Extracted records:
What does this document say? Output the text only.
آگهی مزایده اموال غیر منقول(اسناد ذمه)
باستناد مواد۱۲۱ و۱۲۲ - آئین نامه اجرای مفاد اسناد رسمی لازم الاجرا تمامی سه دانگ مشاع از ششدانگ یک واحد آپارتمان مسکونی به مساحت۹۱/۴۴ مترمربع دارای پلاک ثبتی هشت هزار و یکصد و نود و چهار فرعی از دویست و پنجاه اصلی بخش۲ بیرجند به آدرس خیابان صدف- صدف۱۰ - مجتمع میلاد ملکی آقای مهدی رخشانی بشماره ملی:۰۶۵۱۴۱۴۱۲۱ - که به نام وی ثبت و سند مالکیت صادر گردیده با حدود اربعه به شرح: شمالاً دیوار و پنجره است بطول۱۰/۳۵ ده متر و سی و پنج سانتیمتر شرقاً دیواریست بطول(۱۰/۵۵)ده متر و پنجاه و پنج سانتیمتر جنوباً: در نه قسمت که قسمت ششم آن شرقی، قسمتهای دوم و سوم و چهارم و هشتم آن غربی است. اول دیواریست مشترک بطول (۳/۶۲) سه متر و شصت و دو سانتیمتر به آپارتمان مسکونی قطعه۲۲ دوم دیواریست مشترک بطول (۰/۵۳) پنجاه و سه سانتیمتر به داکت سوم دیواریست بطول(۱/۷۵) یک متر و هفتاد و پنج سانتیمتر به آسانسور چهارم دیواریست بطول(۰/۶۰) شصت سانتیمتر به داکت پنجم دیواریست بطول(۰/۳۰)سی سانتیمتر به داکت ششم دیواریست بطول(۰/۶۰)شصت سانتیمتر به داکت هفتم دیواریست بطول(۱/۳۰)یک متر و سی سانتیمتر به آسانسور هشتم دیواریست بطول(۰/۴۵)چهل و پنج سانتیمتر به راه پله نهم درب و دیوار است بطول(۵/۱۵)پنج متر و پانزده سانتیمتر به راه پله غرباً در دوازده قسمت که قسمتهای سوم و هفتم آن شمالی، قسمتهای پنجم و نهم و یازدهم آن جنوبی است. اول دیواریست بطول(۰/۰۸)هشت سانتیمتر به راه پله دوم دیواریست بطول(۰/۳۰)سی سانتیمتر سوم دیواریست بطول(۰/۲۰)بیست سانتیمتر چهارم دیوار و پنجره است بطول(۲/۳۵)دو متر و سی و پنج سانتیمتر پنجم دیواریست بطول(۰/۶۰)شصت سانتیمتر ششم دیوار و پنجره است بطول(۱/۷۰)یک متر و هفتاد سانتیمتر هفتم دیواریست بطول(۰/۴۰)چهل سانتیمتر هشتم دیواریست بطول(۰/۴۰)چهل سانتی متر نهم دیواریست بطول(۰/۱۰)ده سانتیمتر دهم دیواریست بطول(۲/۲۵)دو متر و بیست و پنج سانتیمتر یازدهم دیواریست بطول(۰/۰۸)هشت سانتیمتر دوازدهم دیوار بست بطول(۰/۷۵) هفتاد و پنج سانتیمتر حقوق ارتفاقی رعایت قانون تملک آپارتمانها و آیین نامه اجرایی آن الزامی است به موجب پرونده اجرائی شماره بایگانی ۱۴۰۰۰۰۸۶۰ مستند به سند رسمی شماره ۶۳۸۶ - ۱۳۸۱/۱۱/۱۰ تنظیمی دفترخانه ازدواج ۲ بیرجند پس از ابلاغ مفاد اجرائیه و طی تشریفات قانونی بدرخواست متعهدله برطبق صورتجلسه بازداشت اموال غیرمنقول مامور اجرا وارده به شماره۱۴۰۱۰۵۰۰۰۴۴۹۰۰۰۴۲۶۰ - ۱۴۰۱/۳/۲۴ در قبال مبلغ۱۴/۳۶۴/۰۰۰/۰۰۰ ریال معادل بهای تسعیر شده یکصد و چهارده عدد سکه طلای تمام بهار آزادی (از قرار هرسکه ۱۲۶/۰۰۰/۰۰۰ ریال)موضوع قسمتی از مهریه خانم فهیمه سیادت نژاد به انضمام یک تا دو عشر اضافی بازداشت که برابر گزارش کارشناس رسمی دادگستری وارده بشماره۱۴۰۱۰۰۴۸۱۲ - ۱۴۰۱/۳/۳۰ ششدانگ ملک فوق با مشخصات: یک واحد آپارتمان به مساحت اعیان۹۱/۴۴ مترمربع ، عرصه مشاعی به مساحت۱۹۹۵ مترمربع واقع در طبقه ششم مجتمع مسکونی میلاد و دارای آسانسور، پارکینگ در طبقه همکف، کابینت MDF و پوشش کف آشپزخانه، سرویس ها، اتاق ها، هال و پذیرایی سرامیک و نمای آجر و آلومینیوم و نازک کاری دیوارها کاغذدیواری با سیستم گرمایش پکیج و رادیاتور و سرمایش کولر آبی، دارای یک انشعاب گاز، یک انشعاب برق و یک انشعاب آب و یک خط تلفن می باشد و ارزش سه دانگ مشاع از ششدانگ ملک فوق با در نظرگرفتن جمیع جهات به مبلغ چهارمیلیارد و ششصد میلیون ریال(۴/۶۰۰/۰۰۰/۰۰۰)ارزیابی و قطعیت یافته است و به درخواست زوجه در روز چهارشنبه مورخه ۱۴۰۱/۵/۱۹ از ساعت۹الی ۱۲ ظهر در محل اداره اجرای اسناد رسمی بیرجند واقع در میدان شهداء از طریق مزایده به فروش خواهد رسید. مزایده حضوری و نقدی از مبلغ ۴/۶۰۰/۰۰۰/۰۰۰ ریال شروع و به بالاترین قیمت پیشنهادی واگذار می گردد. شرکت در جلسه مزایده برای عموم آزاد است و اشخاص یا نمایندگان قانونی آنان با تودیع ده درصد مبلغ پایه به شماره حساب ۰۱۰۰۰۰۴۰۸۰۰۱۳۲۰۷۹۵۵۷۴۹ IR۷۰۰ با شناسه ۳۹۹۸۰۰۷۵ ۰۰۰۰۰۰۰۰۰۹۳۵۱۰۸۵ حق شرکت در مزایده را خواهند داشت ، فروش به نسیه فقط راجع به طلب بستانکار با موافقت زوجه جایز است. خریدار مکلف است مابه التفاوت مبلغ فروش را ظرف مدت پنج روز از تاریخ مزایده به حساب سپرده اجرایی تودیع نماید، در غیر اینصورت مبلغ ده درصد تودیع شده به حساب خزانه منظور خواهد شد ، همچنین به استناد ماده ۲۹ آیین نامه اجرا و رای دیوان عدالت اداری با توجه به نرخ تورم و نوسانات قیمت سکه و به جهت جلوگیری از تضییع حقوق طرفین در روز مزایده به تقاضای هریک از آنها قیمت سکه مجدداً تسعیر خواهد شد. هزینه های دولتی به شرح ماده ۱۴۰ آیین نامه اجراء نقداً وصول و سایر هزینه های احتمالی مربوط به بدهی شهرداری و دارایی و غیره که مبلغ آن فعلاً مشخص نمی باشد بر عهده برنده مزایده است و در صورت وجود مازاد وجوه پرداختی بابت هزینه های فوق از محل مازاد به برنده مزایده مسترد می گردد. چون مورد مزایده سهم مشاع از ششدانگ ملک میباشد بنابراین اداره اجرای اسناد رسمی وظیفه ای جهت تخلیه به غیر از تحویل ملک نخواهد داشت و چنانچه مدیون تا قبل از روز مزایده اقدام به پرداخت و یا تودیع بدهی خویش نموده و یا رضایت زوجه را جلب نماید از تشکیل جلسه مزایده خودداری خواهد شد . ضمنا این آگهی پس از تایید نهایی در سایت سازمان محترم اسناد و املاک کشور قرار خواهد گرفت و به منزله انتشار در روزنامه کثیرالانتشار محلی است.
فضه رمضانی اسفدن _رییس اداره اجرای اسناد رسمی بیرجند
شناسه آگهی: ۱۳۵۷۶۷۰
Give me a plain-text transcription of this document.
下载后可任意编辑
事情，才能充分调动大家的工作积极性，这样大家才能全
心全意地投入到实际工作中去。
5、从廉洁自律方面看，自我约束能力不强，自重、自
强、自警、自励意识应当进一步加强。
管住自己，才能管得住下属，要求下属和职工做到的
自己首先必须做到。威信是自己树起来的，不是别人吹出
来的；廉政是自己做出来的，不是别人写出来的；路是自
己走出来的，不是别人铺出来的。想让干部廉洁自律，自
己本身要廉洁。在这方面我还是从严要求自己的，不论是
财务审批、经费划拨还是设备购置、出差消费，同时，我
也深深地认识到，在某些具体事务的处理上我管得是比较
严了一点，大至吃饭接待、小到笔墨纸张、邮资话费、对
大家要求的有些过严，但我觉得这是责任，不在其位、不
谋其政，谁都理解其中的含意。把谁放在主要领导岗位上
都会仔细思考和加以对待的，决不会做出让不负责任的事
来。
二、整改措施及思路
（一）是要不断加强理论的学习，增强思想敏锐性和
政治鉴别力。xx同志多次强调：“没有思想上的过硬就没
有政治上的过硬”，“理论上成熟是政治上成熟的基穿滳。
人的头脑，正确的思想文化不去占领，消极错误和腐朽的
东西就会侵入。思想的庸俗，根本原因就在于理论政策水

* [REQUIRED TASK]
Reproduce only the lines between the line containing "Give me a plain-text" and the last line of the records, those two lines included, exactly.

* [ANSWER]
Give me a plain-text transcription of this document.
下载后可任意编辑
事情，才能充分调动大家的工作积极性，这样大家才能全
心全意地投入到实际工作中去。
5、从廉洁自律方面看，自我约束能力不强，自重、自
强、自警、自励意识应当进一步加强。
管住自己，才能管得住下属，要求下属和职工做到的
自己首先必须做到。威信是自己树起来的，不是别人吹出
来的；廉政是自己做出来的，不是别人写出来的；路是自
己走出来的，不是别人铺出来的。想让干部廉洁自律，自
己本身要廉洁。在这方面我还是从严要求自己的，不论是
财务审批、经费划拨还是设备购置、出差消费，同时，我
也深深地认识到，在某些具体事务的处理上我管得是比较
严了一点，大至吃饭接待、小到笔墨纸张、邮资话费、对
大家要求的有些过严，但我觉得这是责任，不在其位、不
谋其政，谁都理解其中的含意。把谁放在主要领导岗位上
都会仔细思考和加以对待的，决不会做出让不负责任的事
来。
二、整改措施及思路
（一）是要不断加强理论的学习，增强思想敏锐性和
政治鉴别力。xx同志多次强调：“没有思想上的过硬就没
有政治上的过硬”，“理论上成熟是政治上成熟的基穿滳。
人的头脑，正确的思想文化不去占领，消极错误和腐朽的
东西就会侵入。思想的庸俗，根本原因就在于理论政策水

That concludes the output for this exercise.